* **STATED PROBLEM**:
Transcribe exactly the lines from the one holding "Output the text content of this document." to the end of the data below, including both of those lines and no others.

— BEGIN —

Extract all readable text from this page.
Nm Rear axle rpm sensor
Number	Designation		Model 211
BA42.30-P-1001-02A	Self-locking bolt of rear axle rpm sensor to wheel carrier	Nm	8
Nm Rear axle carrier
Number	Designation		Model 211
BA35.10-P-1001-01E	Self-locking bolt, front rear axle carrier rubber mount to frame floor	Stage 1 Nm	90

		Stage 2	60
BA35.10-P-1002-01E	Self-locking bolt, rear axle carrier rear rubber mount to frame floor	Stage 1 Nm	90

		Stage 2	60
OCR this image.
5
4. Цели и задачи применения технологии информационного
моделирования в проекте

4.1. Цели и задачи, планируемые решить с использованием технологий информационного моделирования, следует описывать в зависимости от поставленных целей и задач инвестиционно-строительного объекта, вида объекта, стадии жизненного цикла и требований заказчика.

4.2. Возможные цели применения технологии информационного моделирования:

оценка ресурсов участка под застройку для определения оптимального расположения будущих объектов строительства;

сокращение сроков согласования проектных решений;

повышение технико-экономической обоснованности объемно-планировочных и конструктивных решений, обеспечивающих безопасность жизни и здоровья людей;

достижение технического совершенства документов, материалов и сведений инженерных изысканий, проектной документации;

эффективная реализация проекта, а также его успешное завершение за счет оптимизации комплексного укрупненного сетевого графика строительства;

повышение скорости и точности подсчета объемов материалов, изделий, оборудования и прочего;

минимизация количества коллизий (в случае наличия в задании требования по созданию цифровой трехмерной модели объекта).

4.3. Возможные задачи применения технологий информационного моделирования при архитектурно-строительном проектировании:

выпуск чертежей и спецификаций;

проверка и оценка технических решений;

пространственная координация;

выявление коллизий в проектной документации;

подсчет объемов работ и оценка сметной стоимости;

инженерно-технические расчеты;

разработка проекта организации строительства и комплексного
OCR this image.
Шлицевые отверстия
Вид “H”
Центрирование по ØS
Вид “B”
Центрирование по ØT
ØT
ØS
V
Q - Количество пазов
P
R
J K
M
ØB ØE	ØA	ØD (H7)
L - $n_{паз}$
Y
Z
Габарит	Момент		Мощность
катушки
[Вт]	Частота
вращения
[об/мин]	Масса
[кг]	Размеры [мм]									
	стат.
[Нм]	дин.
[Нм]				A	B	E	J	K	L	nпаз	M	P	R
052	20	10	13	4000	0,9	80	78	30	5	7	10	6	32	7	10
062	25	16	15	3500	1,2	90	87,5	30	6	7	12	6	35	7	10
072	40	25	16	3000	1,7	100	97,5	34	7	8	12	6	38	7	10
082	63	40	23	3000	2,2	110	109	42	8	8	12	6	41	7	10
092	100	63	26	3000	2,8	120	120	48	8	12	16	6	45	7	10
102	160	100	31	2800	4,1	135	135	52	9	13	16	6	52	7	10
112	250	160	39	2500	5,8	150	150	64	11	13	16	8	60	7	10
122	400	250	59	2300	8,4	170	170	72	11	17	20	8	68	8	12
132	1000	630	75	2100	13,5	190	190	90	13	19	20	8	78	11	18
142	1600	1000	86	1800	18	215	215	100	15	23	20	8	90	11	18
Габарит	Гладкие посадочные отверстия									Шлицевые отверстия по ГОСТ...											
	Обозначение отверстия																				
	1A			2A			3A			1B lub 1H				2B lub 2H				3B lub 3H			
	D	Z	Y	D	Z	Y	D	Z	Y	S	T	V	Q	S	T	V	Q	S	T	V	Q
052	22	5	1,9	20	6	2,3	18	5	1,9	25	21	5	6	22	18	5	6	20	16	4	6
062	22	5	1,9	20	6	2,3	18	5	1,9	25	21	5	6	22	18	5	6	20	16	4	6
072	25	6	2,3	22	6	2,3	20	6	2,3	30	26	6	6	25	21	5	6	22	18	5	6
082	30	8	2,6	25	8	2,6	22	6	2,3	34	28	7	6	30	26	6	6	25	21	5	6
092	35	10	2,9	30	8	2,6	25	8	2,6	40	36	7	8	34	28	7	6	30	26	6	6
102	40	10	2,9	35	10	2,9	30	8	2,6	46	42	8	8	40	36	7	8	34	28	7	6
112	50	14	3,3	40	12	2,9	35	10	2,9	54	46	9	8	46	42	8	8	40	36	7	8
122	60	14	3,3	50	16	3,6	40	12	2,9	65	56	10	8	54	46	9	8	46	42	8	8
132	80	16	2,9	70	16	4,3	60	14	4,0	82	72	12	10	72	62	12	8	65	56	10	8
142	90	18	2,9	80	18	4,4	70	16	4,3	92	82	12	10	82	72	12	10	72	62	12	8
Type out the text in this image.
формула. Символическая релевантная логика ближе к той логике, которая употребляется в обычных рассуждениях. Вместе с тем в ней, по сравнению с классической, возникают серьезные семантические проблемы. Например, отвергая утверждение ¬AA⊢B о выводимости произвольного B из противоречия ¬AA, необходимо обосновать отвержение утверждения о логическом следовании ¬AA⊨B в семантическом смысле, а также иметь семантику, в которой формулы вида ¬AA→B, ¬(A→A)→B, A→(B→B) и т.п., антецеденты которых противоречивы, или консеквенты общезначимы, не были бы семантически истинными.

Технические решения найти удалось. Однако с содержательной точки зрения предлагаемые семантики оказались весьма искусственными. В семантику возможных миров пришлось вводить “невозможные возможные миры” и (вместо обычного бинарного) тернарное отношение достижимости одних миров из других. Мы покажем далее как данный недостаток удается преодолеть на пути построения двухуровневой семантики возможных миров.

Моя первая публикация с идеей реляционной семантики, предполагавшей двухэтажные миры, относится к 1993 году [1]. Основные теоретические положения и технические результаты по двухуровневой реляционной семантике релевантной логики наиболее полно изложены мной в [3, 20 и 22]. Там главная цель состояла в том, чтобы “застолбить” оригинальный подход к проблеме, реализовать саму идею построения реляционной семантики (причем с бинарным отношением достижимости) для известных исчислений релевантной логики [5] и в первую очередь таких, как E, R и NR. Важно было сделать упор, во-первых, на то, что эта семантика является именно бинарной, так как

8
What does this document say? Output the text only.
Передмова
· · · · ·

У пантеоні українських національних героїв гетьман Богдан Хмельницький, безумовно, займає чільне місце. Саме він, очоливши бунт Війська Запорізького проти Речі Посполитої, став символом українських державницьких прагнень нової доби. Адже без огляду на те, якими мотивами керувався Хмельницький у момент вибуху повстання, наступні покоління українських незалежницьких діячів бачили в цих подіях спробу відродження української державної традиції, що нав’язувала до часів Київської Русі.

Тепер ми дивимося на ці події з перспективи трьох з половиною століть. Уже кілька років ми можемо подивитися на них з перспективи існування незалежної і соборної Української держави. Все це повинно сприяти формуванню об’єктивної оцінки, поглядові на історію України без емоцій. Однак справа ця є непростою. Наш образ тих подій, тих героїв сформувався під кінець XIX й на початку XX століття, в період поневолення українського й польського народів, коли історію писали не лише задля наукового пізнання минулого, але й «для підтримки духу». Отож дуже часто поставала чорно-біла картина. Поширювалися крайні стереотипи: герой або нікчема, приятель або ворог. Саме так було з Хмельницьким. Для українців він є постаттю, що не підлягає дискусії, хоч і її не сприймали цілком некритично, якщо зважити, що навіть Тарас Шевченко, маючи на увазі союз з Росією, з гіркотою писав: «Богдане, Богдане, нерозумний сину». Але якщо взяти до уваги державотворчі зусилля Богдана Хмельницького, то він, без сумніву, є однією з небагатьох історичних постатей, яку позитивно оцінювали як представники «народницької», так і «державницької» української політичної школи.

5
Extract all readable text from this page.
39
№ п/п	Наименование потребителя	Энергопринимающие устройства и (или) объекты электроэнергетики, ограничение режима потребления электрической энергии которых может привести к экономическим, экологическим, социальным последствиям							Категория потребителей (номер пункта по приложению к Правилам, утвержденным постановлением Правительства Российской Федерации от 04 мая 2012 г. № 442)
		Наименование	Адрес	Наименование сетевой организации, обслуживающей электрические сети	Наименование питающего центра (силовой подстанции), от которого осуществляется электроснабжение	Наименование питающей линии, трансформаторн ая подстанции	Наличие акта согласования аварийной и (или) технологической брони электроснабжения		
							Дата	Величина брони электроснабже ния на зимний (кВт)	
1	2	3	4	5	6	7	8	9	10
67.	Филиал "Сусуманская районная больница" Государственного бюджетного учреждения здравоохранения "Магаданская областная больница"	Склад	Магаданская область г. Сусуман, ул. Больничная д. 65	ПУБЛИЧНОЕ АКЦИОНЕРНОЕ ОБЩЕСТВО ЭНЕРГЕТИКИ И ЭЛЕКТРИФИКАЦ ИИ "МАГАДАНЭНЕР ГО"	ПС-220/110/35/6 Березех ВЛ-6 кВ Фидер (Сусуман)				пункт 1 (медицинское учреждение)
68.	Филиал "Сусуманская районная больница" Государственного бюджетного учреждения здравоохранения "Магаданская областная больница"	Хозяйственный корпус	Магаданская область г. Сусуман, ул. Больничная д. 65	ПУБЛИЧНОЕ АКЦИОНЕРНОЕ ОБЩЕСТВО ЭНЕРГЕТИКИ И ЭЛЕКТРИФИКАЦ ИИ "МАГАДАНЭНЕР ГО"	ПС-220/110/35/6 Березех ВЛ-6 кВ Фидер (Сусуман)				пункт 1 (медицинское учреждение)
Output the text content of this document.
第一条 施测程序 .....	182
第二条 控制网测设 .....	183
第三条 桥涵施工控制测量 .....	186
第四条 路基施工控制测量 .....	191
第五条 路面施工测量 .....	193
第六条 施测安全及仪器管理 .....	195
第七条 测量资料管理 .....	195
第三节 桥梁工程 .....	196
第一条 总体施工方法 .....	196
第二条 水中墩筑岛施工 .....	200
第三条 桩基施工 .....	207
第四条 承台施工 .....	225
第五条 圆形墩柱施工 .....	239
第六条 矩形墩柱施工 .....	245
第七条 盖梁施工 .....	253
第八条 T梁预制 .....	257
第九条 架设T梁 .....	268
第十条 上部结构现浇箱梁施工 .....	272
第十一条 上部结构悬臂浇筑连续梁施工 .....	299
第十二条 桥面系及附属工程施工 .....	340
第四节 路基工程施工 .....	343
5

— END —

* **RESULT FOR THIS EXERCISE**:
Output the text content of this document.
第一条 施测程序 .....	182
第二条 控制网测设 .....	183
第三条 桥涵施工控制测量 .....	186
第四条 路基施工控制测量 .....	191
第五条 路面施工测量 .....	193
第六条 施测安全及仪器管理 .....	195
第七条 测量资料管理 .....	195
第三节 桥梁工程 .....	196
第一条 总体施工方法 .....	196
第二条 水中墩筑岛施工 .....	200
第三条 桩基施工 .....	207
第四条 承台施工 .....	225
第五条 圆形墩柱施工 .....	239
第六条 矩形墩柱施工 .....	245
第七条 盖梁施工 .....	253
第八条 T梁预制 .....	257
第九条 架设T梁 .....	268
第十条 上部结构现浇箱梁施工 .....	272
第十一条 上部结构悬臂浇筑连续梁施工 .....	299
第十二条 桥面系及附属工程施工 .....	340
第四节 路基工程施工 .....	343
5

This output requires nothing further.